** Start TASK INPUTS **
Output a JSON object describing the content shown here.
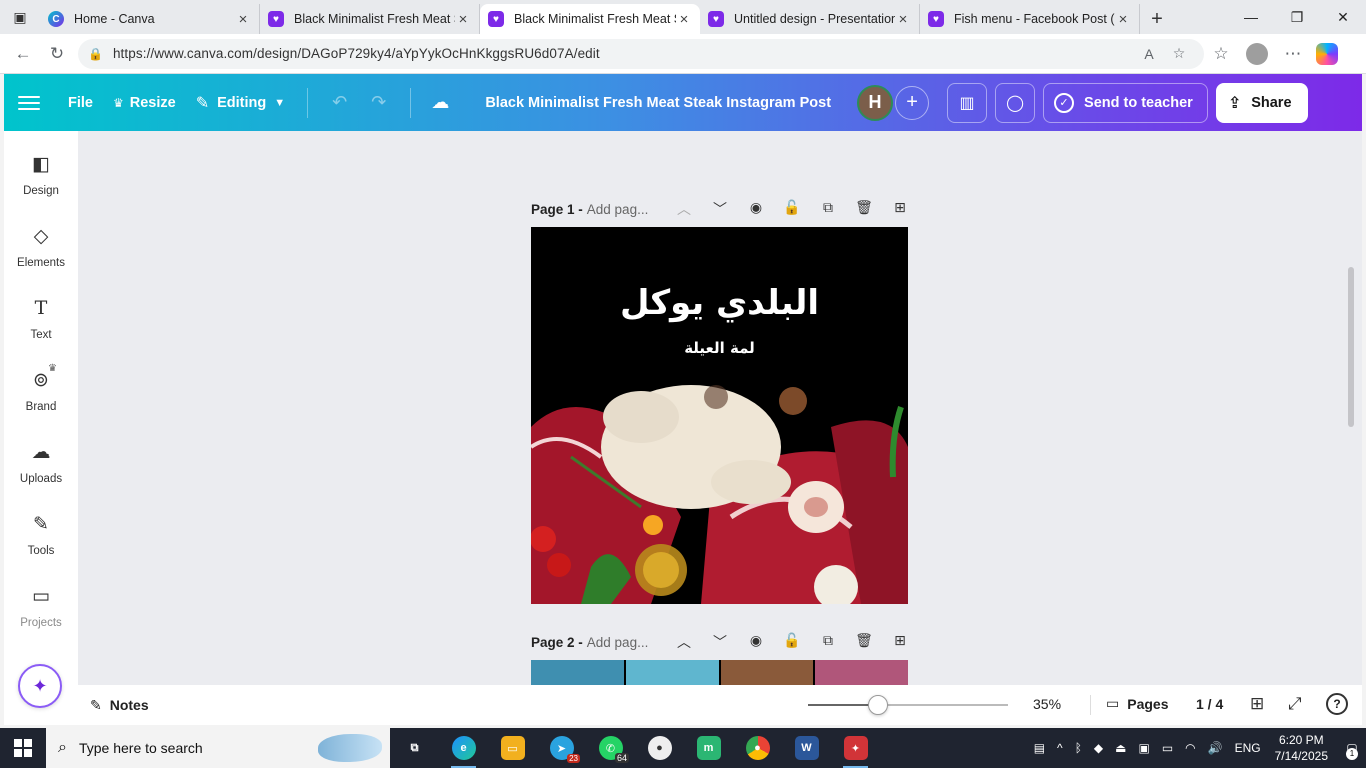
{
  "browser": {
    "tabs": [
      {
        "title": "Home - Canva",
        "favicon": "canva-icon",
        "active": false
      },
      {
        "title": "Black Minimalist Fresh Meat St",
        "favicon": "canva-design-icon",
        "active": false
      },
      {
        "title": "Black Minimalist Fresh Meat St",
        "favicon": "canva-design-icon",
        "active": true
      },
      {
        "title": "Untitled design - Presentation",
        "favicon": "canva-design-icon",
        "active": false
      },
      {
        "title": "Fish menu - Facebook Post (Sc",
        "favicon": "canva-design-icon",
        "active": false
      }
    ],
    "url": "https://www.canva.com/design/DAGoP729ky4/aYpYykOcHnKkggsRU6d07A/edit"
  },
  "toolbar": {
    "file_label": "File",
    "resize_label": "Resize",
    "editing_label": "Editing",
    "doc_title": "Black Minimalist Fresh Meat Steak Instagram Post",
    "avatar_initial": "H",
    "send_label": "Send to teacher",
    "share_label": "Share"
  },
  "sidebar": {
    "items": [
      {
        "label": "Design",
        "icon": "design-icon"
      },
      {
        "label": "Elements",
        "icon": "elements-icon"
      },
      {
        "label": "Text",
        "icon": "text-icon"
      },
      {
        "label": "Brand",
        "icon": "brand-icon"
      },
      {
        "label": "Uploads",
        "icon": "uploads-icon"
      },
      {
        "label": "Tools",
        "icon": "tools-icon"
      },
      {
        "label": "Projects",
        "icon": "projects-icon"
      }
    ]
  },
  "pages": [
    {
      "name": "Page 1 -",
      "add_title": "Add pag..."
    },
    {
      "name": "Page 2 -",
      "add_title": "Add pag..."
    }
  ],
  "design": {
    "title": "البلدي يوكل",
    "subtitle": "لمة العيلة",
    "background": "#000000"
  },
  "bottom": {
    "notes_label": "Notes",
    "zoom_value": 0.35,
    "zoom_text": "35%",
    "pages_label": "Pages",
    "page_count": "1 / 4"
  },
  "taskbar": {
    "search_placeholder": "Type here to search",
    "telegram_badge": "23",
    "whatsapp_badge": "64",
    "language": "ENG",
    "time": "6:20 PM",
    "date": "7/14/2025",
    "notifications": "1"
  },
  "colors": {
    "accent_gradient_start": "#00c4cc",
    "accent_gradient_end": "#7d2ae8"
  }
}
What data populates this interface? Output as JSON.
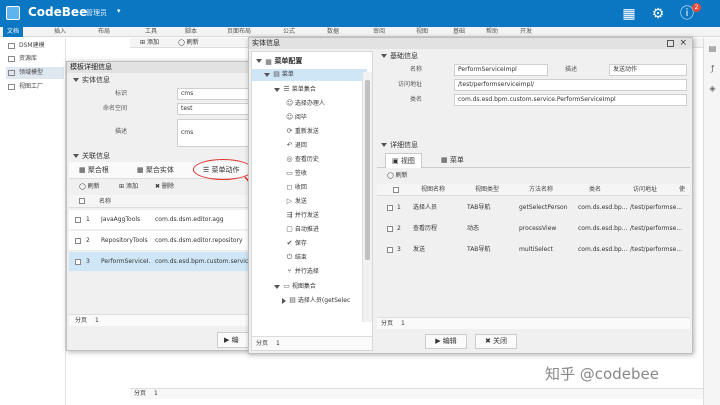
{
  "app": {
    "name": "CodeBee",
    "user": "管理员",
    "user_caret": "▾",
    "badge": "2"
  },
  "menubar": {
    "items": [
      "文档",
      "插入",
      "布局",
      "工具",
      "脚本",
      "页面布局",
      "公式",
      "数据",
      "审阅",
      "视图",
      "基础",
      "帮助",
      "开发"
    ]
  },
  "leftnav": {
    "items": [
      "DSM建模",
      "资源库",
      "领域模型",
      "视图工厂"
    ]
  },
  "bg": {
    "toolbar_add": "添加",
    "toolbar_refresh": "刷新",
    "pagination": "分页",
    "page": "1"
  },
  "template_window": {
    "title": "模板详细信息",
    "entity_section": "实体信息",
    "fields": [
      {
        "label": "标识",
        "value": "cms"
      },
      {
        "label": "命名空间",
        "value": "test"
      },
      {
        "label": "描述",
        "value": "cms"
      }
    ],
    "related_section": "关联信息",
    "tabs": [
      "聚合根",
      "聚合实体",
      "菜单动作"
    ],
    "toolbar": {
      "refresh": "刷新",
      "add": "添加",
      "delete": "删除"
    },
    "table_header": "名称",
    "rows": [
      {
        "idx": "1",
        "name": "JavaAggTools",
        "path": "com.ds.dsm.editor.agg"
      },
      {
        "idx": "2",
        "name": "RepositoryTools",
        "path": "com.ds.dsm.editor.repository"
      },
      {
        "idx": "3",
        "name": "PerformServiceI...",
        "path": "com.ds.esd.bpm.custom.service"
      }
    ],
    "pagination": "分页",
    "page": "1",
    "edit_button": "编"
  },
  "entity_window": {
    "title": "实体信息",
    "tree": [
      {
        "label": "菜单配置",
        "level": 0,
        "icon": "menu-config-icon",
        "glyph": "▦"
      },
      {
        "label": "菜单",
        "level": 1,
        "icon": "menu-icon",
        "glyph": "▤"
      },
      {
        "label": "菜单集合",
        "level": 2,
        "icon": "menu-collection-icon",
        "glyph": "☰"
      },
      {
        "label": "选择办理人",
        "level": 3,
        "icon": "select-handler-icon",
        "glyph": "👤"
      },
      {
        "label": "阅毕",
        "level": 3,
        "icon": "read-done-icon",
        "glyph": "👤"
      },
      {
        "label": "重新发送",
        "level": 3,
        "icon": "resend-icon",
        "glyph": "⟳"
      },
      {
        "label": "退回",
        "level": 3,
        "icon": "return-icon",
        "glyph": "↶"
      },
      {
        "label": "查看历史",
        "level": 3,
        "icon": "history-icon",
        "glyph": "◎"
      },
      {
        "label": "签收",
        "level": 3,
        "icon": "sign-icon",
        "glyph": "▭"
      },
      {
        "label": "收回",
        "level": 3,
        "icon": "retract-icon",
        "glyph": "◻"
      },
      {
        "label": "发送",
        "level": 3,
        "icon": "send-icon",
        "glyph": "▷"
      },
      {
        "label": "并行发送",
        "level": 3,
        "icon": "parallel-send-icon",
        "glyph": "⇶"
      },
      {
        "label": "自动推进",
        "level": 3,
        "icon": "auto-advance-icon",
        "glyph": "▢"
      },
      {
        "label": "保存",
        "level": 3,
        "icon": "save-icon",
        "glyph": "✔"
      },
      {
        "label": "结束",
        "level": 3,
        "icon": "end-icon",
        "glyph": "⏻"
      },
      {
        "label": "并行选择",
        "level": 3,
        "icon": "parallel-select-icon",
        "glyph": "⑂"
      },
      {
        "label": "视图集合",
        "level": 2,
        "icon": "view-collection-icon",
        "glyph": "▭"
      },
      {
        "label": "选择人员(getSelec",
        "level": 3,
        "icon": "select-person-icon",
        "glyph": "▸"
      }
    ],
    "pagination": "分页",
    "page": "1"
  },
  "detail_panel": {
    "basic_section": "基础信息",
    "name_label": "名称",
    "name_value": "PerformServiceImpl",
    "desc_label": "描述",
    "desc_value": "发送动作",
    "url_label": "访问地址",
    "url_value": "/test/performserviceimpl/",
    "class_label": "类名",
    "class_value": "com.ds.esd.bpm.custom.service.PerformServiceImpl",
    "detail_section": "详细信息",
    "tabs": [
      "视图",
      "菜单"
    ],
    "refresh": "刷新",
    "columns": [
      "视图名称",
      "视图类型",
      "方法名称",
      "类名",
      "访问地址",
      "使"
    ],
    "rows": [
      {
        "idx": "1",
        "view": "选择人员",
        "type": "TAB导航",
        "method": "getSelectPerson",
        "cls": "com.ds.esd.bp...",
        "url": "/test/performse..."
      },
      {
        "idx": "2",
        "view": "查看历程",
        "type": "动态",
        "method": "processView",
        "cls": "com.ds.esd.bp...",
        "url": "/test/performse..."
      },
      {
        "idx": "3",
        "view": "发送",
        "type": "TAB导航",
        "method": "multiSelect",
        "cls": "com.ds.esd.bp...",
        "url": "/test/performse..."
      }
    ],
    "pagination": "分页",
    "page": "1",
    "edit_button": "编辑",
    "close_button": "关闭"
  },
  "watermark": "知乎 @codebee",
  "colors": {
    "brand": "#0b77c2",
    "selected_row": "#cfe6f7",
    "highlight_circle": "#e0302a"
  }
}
** End TASK INPUTS **
• [THE PROBLEM] The word "collection" appears in how many lines of the records? Give the number only.

• [THE OUTPUT] 2